#### DATA ENTRIES ####

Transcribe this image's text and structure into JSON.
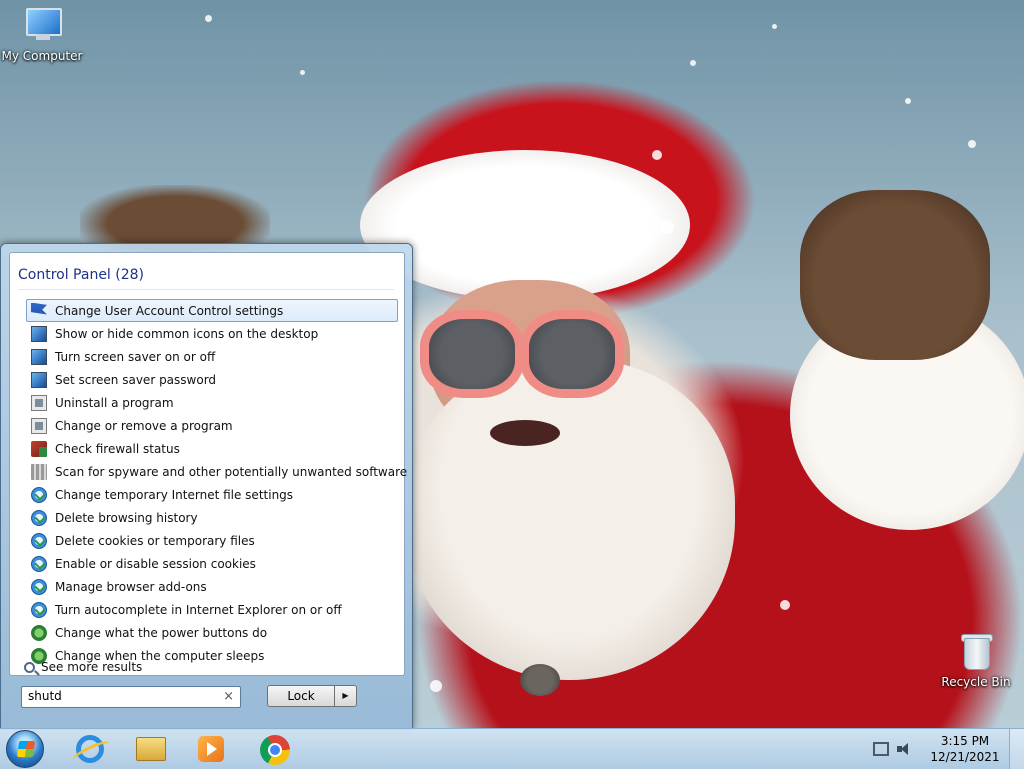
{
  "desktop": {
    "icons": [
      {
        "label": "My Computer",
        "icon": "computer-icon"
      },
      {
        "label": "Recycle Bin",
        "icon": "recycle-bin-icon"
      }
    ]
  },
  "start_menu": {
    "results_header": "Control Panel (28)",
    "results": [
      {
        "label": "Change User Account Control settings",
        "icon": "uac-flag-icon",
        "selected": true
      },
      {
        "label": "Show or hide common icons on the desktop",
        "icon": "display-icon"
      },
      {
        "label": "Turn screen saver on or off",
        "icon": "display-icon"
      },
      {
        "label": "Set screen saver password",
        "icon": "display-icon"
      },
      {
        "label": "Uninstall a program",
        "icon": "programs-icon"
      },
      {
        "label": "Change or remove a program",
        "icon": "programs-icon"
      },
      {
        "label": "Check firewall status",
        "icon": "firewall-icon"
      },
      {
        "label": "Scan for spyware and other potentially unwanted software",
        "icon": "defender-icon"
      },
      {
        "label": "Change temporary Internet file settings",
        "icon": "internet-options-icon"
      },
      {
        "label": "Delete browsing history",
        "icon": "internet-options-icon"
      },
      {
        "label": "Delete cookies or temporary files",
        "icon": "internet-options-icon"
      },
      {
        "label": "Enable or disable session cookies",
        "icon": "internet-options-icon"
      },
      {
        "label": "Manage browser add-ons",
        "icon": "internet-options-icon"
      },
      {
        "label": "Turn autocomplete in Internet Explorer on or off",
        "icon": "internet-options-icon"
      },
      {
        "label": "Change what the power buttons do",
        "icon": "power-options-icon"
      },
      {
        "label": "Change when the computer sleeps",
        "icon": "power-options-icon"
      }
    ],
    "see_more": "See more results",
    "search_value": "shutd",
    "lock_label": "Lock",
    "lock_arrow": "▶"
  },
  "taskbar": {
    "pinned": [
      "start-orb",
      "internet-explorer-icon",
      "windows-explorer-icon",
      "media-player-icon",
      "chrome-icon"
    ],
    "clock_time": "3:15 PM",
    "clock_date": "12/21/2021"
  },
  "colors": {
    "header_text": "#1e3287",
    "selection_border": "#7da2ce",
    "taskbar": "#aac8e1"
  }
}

####

- **TASK DESCRIPTION**
Pick out the lines containing the word "settings" and show them.

- **RESULT OF THE EXERCISE**
        "label": "Change User Account Control settings",
        "label": "Change temporary Internet file settings",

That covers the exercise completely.